Quoted passage Start Marker

After receiving a second chance at life, a Williams Lake woman will cut her hair off to raise money for the Heart Transplant Home Society.
Michelle Ball LaPlace was diagnosed with a genetic heart condition called hypertrophic cardiomyopathy when she was 13 in 1982. In 2016, at the age of 46, a doctor’s visit revealed she was in congestive heart failure. Twenty-one months later, on Jan. 26, 2018, she finally received a heart transplant. Her brother and father were not so fortunate, both of them dying from the same heart condition. Her older brother died in 1982 when he was only 15. Her father passed away seven years later when he was 51.
When LaPlace was 15, she was told by a Harvard geneticist that any children she would bear later in life, regardless of who she partnered with, had a 75 per cent chance of carrying the same genetic heart condition, she said. However, growing up, she didn’t present any sort of anomalies, and so, reaching her 40s, she assumed she had dodged a bullet.
After returning exhausted from a trip in 2016, a doctor’s visit reported medical edema, a fast heart rate and low blood pressure — all common signs of heart failure. More tests sent her to the hospital in Kamloops and, eventually, Vancouver. That’s when things got real, she said.
Though she was familiar with the condition, it still came as a shock.
“Had I not gone to a doctor, not gotten diagnosed, you know, had all these things happen, I literally would have just been walking along one day, and my heart would have stopped. And that’s pretty much what happened with my dad. He collapsed at home.”
The Heart Transplant Home Society — founded by Ron Bayne and Peter Quinn, each a recipient of a heart transplant — works to alleviate the financial stress that comes along with needing a heart transplant or a ventricular assist device. They offer subsidized accommodation for heart transplant recipients and their caregivers and have two suits near St. Paul’s hospital.
The timing of receiving a heart transplant is unknown. LaPlace first received the call for her heart transplant in August 2017, which resulted in what’s called a dry run.
“The organ was no longer viable for transplant, meaning that it had become too weakened,” said LaPlace. “It’s a real roller coaster ride because you get your hopes up, and then there’s all that anxiety and nervousness about the surgery itself and the recovery and everything, and then none of it happens.”

Quoted passage End Marker
Information supplied Start Marker

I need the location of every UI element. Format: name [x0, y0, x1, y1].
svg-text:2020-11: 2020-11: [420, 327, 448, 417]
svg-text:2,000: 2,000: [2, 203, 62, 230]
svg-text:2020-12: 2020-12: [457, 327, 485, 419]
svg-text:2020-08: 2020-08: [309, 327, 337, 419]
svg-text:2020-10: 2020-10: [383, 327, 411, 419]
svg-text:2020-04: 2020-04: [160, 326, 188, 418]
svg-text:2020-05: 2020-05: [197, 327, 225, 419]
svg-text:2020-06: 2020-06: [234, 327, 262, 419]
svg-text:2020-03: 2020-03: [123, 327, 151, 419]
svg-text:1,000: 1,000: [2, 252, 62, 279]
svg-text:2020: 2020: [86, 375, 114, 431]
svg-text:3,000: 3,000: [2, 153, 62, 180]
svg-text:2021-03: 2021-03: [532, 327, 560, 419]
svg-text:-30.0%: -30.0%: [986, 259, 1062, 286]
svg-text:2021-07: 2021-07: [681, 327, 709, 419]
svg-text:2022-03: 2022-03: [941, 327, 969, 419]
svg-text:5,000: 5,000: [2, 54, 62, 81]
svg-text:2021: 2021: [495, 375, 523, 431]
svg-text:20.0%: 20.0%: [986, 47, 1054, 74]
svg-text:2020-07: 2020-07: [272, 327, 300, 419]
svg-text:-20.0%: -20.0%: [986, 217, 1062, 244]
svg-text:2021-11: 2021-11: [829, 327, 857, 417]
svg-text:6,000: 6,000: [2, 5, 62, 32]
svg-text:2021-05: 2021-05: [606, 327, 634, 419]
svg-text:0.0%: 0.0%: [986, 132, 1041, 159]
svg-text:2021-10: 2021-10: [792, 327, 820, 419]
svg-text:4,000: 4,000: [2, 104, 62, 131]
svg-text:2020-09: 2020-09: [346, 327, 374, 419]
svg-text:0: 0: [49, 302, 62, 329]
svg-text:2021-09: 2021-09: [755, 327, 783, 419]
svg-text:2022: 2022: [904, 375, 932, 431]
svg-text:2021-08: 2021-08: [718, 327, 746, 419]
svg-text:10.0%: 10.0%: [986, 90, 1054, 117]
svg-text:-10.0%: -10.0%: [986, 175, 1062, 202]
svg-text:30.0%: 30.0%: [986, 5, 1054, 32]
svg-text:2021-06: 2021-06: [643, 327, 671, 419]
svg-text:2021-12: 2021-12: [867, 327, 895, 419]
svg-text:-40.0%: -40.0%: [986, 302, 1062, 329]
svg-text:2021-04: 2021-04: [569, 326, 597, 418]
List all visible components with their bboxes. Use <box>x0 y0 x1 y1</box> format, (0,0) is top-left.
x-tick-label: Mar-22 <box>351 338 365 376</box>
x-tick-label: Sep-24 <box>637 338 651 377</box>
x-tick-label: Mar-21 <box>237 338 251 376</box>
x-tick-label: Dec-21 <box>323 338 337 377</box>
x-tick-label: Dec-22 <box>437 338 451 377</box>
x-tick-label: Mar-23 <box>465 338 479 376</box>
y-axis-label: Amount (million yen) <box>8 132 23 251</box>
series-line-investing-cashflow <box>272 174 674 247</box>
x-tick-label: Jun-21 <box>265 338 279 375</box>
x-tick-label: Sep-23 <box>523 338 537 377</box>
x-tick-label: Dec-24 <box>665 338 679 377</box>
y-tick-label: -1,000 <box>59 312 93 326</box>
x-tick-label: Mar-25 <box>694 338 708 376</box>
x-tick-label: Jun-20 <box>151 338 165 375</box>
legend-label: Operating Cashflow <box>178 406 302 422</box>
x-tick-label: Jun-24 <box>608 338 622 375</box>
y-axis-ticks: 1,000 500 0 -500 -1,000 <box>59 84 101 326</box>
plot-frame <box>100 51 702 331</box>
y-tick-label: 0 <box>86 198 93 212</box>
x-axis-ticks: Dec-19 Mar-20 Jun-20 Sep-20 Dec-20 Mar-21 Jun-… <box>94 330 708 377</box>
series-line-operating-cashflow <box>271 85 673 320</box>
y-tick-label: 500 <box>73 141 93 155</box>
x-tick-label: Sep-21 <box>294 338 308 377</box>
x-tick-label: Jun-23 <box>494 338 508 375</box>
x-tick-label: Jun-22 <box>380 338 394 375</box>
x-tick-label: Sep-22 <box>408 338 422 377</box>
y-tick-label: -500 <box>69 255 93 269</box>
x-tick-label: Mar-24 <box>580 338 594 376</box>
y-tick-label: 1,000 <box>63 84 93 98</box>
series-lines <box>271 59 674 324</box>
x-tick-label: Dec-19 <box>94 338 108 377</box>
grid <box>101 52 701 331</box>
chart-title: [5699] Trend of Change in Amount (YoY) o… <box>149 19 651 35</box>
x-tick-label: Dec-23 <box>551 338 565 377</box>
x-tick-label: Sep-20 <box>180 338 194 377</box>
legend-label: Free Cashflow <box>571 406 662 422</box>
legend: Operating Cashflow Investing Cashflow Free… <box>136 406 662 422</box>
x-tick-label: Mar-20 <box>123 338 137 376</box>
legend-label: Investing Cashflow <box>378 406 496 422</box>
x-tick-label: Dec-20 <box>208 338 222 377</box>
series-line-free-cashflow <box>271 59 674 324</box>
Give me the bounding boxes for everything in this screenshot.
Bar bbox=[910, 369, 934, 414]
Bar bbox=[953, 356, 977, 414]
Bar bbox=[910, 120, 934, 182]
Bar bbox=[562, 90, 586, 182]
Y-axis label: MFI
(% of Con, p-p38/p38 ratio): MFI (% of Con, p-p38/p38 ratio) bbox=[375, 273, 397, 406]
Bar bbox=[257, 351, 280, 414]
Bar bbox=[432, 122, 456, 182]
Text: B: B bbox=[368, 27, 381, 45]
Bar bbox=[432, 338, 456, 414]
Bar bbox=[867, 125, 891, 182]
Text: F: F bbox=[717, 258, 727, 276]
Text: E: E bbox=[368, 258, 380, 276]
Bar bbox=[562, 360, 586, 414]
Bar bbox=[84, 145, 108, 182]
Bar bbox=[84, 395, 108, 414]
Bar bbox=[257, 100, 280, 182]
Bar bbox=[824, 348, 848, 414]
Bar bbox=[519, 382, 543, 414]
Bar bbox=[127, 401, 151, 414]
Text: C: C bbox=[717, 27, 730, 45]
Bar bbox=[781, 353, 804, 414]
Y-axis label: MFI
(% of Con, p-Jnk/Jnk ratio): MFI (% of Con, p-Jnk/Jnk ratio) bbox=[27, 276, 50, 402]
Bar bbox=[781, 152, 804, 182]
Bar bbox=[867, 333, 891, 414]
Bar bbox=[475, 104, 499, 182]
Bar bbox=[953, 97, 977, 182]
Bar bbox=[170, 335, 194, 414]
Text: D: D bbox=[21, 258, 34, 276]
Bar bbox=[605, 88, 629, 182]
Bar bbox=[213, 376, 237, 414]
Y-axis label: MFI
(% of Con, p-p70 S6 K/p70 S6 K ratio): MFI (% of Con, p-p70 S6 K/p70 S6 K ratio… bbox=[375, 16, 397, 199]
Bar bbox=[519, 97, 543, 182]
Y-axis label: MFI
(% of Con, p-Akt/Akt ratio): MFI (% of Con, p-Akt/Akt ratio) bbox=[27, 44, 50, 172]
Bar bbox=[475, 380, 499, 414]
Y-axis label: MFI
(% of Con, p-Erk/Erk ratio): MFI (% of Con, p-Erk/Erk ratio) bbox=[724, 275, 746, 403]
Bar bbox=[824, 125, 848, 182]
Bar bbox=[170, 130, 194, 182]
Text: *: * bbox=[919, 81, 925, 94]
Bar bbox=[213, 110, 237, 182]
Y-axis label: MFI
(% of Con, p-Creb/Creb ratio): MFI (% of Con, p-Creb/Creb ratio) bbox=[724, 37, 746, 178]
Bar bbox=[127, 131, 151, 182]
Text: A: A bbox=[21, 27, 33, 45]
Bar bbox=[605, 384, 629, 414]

Information supplied End Marker

Continue the article about Michelle Ball LaPlace's heart transplant from its last sentence. None of the rows are needed for this.

Along with the physical, mental and emotional stress, there’s the financial stress. Heart transplant patients have months-long recoveries and are unable to work, despite any bills lingering at home and recovering in the expensive city of Vancouver. St. Paul’s Hospital in Vancouver is the only B.C. hospital that does heart transplants. Along with the recovering recipient, their caregivers — often the spouse or parents — are unable to work, as well.
“I will never not be overwhelmed with the gratitude of this beautiful city [of Williams Lake] and the people who know me for their generosity … If it had not been for that, we would not have been able to fiscally do this without losing our house.”
LaPlace finally got the call for a heart transplant on Jan. 25 around dinner time. She and her husband, Jamie, caught the last flight of that very same evening out of Williams Lake, she said.
“They actually held the plane for us, which they’re never supposed to do.”
The next day, she received the heart transplant and described her recovery story as incredible and lucky. She and her husband have travel plans coming up, though she does have to be careful to avoid getting sick. She’ll be on immunosuppressant medication for the rest of her life.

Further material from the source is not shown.